Saved entries:
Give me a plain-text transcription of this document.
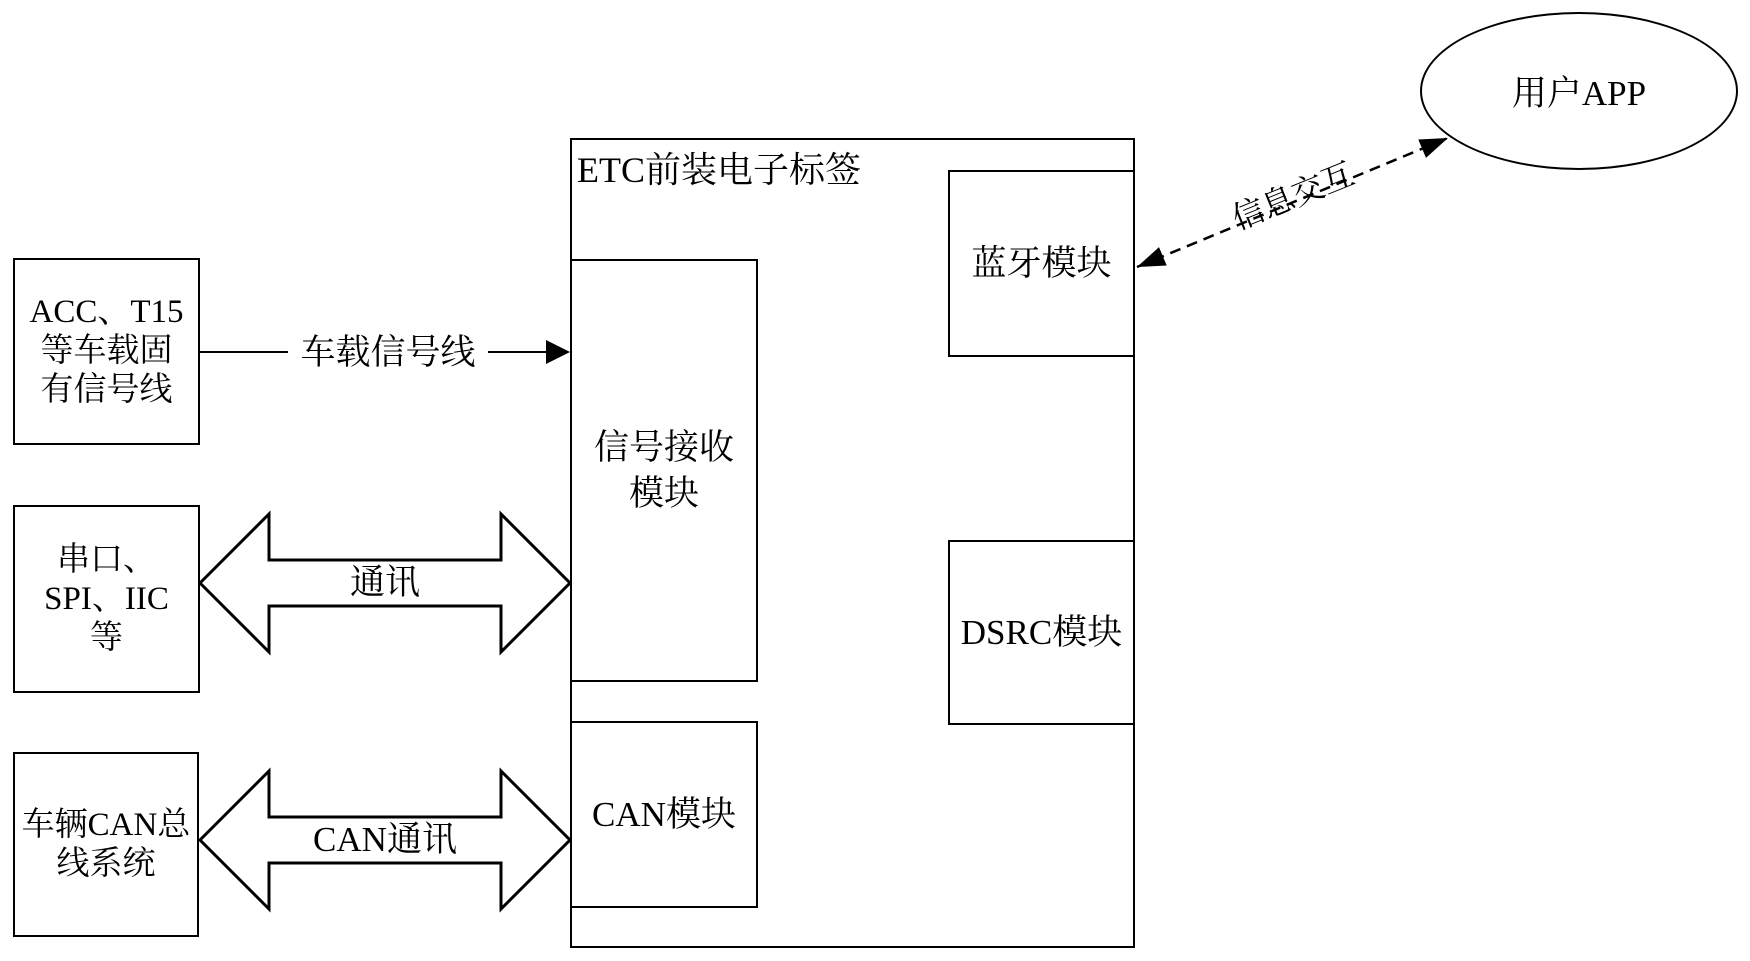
ACC、T15
等车载固
有信号线
串口、
SPI、IIC
等
车辆CAN总
线系统
ETC前装电子标签
信号接收
模块
CAN模块
蓝牙模块
DSRC模块
用户APP
车载信号线
通讯
CAN通讯
信息交互
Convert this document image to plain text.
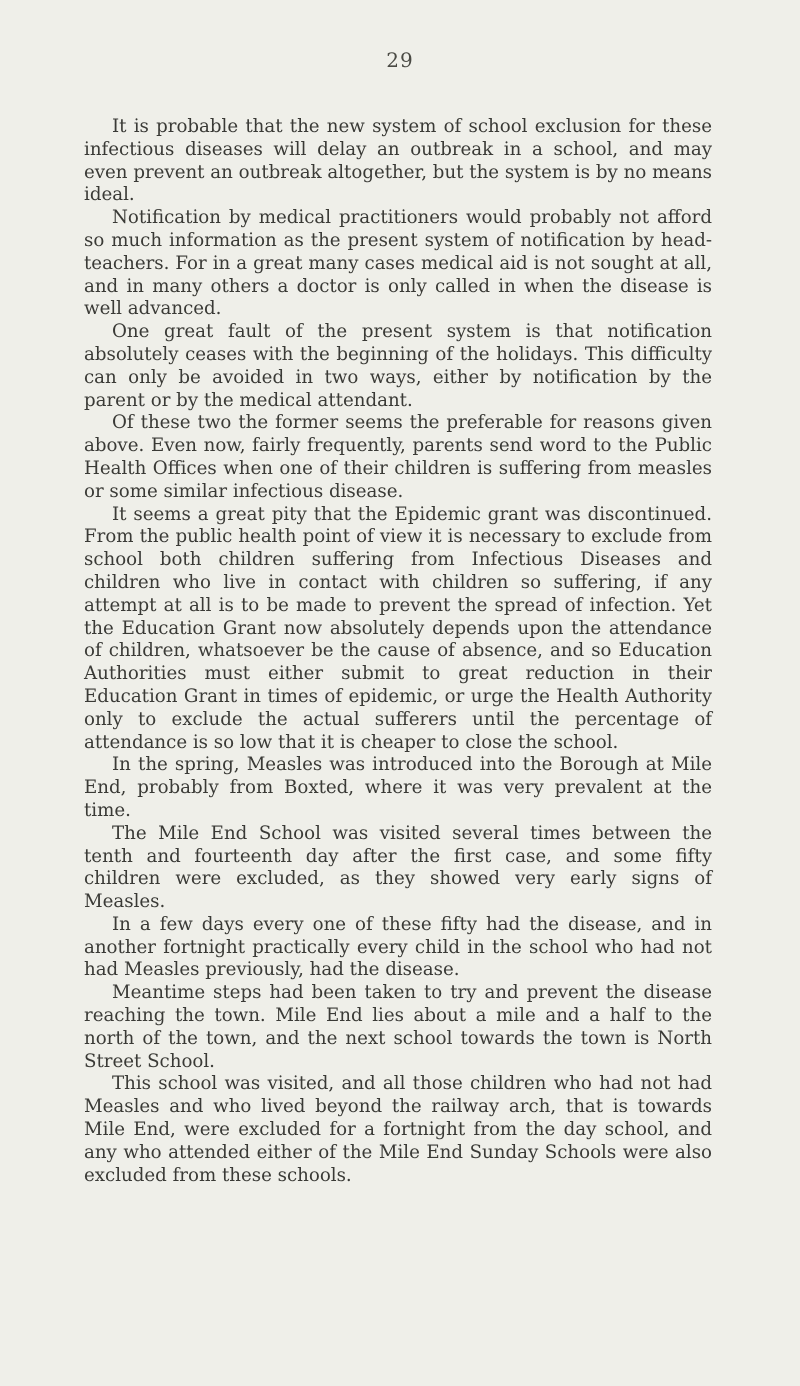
29

It is probable that the new system of school exclusion for these infectious diseases will delay an outbreak in a school, and may even prevent an outbreak altogether, but the system is by no means ideal.

Notification by medical practitioners would probably not afford so much information as the present system of notification by head-teachers. For in a great many cases medical aid is not sought at all, and in many others a doctor is only called in when the disease is well advanced.

One great fault of the present system is that notification absolutely ceases with the beginning of the holidays. This difficulty can only be avoided in two ways, either by notification by the parent or by the medical attendant.

Of these two the former seems the preferable for reasons given above. Even now, fairly frequently, parents send word to the Public Health Offices when one of their children is suffering from measles or some similar infectious disease.

It seems a great pity that the Epidemic grant was discontinued. From the public health point of view it is necessary to exclude from school both children suffering from Infectious Diseases and children who live in contact with children so suffering, if any attempt at all is to be made to prevent the spread of infection. Yet the Education Grant now absolutely depends upon the attendance of children, whatsoever be the cause of absence, and so Education Authorities must either submit to great reduction in their Education Grant in times of epidemic, or urge the Health Authority only to exclude the actual sufferers until the percentage of attendance is so low that it is cheaper to close the school.

In the spring, Measles was introduced into the Borough at Mile End, probably from Boxted, where it was very prevalent at the time.

The Mile End School was visited several times between the tenth and fourteenth day after the first case, and some fifty children were excluded, as they showed very early signs of Measles.

In a few days every one of these fifty had the disease, and in another fortnight practically every child in the school who had not had Measles previously, had the disease.

Meantime steps had been taken to try and prevent the disease reaching the town. Mile End lies about a mile and a half to the north of the town, and the next school towards the town is North Street School.

This school was visited, and all those children who had not had Measles and who lived beyond the railway arch, that is towards Mile End, were excluded for a fortnight from the day school, and any who attended either of the Mile End Sunday Schools were also excluded from these schools.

Stated task: Extract all the data above exactly, excluding every picture.

Task output:
Give me a plain-text transcription of this document.
ACC、T15
等车载固
有信号线
串口、
SPI、IIC
等
车辆CAN总
线系统
ETC前装电子标签
信号接收
模块
CAN模块
蓝牙模块
DSRC模块
用户APP
车载信号线
通讯
CAN通讯
信息交互
Convert this document image to plain text.
29

It is probable that the new system of school exclusion for these infectious diseases will delay an outbreak in a school, and may even prevent an outbreak altogether, but the system is by no means ideal.

Notification by medical practitioners would probably not afford so much information as the present system of notification by head-teachers. For in a great many cases medical aid is not sought at all, and in many others a doctor is only called in when the disease is well advanced.

One great fault of the present system is that notification absolutely ceases with the beginning of the holidays. This difficulty can only be avoided in two ways, either by notification by the parent or by the medical attendant.

Of these two the former seems the preferable for reasons given above. Even now, fairly frequently, parents send word to the Public Health Offices when one of their children is suffering from measles or some similar infectious disease.

It seems a great pity that the Epidemic grant was discontinued. From the public health point of view it is necessary to exclude from school both children suffering from Infectious Diseases and children who live in contact with children so suffering, if any attempt at all is to be made to prevent the spread of infection. Yet the Education Grant now absolutely depends upon the attendance of children, whatsoever be the cause of absence, and so Education Authorities must either submit to great reduction in their Education Grant in times of epidemic, or urge the Health Authority only to exclude the actual sufferers until the percentage of attendance is so low that it is cheaper to close the school.

In the spring, Measles was introduced into the Borough at Mile End, probably from Boxted, where it was very prevalent at the time.

The Mile End School was visited several times between the tenth and fourteenth day after the first case, and some fifty children were excluded, as they showed very early signs of Measles.

In a few days every one of these fifty had the disease, and in another fortnight practically every child in the school who had not had Measles previously, had the disease.

Meantime steps had been taken to try and prevent the disease reaching the town. Mile End lies about a mile and a half to the north of the town, and the next school towards the town is North Street School.

This school was visited, and all those children who had not had Measles and who lived beyond the railway arch, that is towards Mile End, were excluded for a fortnight from the day school, and any who attended either of the Mile End Sunday Schools were also excluded from these schools.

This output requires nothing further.